*YOUR TASK*:
Print every entry exactly as written.

*SUPPLIED DATA*:

= = = = =

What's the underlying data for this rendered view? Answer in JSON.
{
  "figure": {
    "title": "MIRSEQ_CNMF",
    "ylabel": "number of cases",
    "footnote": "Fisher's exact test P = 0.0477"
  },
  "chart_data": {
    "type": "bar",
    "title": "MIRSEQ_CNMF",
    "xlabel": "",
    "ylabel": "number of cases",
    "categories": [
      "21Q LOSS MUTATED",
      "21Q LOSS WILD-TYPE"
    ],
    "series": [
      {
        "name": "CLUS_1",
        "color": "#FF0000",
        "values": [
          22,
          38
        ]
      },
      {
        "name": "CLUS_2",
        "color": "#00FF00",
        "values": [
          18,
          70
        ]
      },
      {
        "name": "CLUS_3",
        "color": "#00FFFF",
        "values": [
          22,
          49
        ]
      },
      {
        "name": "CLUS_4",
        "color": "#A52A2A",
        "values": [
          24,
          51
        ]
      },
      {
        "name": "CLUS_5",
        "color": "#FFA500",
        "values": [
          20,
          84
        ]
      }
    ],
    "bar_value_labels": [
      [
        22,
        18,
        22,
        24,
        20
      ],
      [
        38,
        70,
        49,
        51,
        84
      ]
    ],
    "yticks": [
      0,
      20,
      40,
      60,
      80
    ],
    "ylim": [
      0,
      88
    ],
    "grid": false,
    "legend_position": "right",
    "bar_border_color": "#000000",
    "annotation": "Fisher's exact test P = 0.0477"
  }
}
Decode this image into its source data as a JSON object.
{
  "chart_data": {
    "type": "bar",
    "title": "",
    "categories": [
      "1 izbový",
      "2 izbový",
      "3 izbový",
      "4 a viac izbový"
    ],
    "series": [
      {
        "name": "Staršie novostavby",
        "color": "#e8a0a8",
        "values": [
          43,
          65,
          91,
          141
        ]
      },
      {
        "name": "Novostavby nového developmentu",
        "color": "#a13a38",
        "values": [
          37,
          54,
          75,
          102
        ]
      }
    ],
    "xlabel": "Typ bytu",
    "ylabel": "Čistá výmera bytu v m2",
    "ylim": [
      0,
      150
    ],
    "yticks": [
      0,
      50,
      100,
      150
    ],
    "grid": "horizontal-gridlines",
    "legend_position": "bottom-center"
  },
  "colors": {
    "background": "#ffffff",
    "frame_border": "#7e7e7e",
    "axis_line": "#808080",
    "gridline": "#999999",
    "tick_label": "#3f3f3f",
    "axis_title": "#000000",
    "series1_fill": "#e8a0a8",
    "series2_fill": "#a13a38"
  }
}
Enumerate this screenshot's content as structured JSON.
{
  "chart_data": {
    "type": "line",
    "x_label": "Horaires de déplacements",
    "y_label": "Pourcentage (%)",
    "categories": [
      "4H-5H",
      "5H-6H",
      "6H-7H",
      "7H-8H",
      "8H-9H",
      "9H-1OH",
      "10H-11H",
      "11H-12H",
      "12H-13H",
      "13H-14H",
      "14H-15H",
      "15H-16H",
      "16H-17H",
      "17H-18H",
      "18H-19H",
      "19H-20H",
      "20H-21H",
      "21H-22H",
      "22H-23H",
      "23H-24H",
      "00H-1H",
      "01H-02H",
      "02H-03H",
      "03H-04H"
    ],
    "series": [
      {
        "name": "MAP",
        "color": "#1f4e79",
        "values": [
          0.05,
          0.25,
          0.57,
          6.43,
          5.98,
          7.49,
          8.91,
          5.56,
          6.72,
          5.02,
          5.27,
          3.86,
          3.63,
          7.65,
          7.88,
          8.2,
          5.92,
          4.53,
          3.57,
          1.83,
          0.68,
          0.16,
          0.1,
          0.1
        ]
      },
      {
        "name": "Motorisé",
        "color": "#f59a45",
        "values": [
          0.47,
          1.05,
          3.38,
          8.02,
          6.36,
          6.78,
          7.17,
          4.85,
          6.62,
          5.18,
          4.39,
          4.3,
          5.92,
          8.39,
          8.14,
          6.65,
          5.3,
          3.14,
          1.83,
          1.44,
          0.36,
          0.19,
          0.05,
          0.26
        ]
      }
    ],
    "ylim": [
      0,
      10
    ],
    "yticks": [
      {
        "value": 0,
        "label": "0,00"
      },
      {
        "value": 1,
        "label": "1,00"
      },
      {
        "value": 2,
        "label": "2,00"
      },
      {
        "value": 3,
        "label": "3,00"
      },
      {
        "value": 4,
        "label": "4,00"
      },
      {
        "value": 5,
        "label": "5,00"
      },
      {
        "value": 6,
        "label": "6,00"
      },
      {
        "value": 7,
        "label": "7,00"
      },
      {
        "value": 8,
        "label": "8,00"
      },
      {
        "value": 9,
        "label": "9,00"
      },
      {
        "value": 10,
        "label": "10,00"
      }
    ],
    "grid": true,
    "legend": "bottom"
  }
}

= = = = =

*SOLUTION FOR THIS EXERCISE*:
What's the underlying data for this rendered view? Answer in JSON.
{
  "figure": {
    "title": "MIRSEQ_CNMF",
    "ylabel": "number of cases",
    "footnote": "Fisher's exact test P = 0.0477"
  },
  "chart_data": {
    "type": "bar",
    "title": "MIRSEQ_CNMF",
    "xlabel": "",
    "ylabel": "number of cases",
    "categories": [
      "21Q LOSS MUTATED",
      "21Q LOSS WILD-TYPE"
    ],
    "series": [
      {
        "name": "CLUS_1",
        "color": "#FF0000",
        "values": [
          22,
          38
        ]
      },
      {
        "name": "CLUS_2",
        "color": "#00FF00",
        "values": [
          18,
          70
        ]
      },
      {
        "name": "CLUS_3",
        "color": "#00FFFF",
        "values": [
          22,
          49
        ]
      },
      {
        "name": "CLUS_4",
        "color": "#A52A2A",
        "values": [
          24,
          51
        ]
      },
      {
        "name": "CLUS_5",
        "color": "#FFA500",
        "values": [
          20,
          84
        ]
      }
    ],
    "bar_value_labels": [
      [
        22,
        18,
        22,
        24,
        20
      ],
      [
        38,
        70,
        49,
        51,
        84
      ]
    ],
    "yticks": [
      0,
      20,
      40,
      60,
      80
    ],
    "ylim": [
      0,
      88
    ],
    "grid": false,
    "legend_position": "right",
    "bar_border_color": "#000000",
    "annotation": "Fisher's exact test P = 0.0477"
  }
}
Decode this image into its source data as a JSON object.
{
  "chart_data": {
    "type": "bar",
    "title": "",
    "categories": [
      "1 izbový",
      "2 izbový",
      "3 izbový",
      "4 a viac izbový"
    ],
    "series": [
      {
        "name": "Staršie novostavby",
        "color": "#e8a0a8",
        "values": [
          43,
          65,
          91,
          141
        ]
      },
      {
        "name": "Novostavby nového developmentu",
        "color": "#a13a38",
        "values": [
          37,
          54,
          75,
          102
        ]
      }
    ],
    "xlabel": "Typ bytu",
    "ylabel": "Čistá výmera bytu v m2",
    "ylim": [
      0,
      150
    ],
    "yticks": [
      0,
      50,
      100,
      150
    ],
    "grid": "horizontal-gridlines",
    "legend_position": "bottom-center"
  },
  "colors": {
    "background": "#ffffff",
    "frame_border": "#7e7e7e",
    "axis_line": "#808080",
    "gridline": "#999999",
    "tick_label": "#3f3f3f",
    "axis_title": "#000000",
    "series1_fill": "#e8a0a8",
    "series2_fill": "#a13a38"
  }
}
Enumerate this screenshot's content as structured JSON.
{
  "chart_data": {
    "type": "line",
    "x_label": "Horaires de déplacements",
    "y_label": "Pourcentage (%)",
    "categories": [
      "4H-5H",
      "5H-6H",
      "6H-7H",
      "7H-8H",
      "8H-9H",
      "9H-1OH",
      "10H-11H",
      "11H-12H",
      "12H-13H",
      "13H-14H",
      "14H-15H",
      "15H-16H",
      "16H-17H",
      "17H-18H",
      "18H-19H",
      "19H-20H",
      "20H-21H",
      "21H-22H",
      "22H-23H",
      "23H-24H",
      "00H-1H",
      "01H-02H",
      "02H-03H",
      "03H-04H"
    ],
    "series": [
      {
        "name": "MAP",
        "color": "#1f4e79",
        "values": [
          0.05,
          0.25,
          0.57,
          6.43,
          5.98,
          7.49,
          8.91,
          5.56,
          6.72,
          5.02,
          5.27,
          3.86,
          3.63,
          7.65,
          7.88,
          8.2,
          5.92,
          4.53,
          3.57,
          1.83,
          0.68,
          0.16,
          0.1,
          0.1
        ]
      },
      {
        "name": "Motorisé",
        "color": "#f59a45",
        "values": [
          0.47,
          1.05,
          3.38,
          8.02,
          6.36,
          6.78,
          7.17,
          4.85,
          6.62,
          5.18,
          4.39,
          4.3,
          5.92,
          8.39,
          8.14,
          6.65,
          5.3,
          3.14,
          1.83,
          1.44,
          0.36,
          0.19,
          0.05,
          0.26
        ]
      }
    ],
    "ylim": [
      0,
      10
    ],
    "yticks": [
      {
        "value": 0,
        "label": "0,00"
      },
      {
        "value": 1,
        "label": "1,00"
      },
      {
        "value": 2,
        "label": "2,00"
      },
      {
        "value": 3,
        "label": "3,00"
      },
      {
        "value": 4,
        "label": "4,00"
      },
      {
        "value": 5,
        "label": "5,00"
      },
      {
        "value": 6,
        "label": "6,00"
      },
      {
        "value": 7,
        "label": "7,00"
      },
      {
        "value": 8,
        "label": "8,00"
      },
      {
        "value": 9,
        "label": "9,00"
      },
      {
        "value": 10,
        "label": "10,00"
      }
    ],
    "grid": true,
    "legend": "bottom"
  }
}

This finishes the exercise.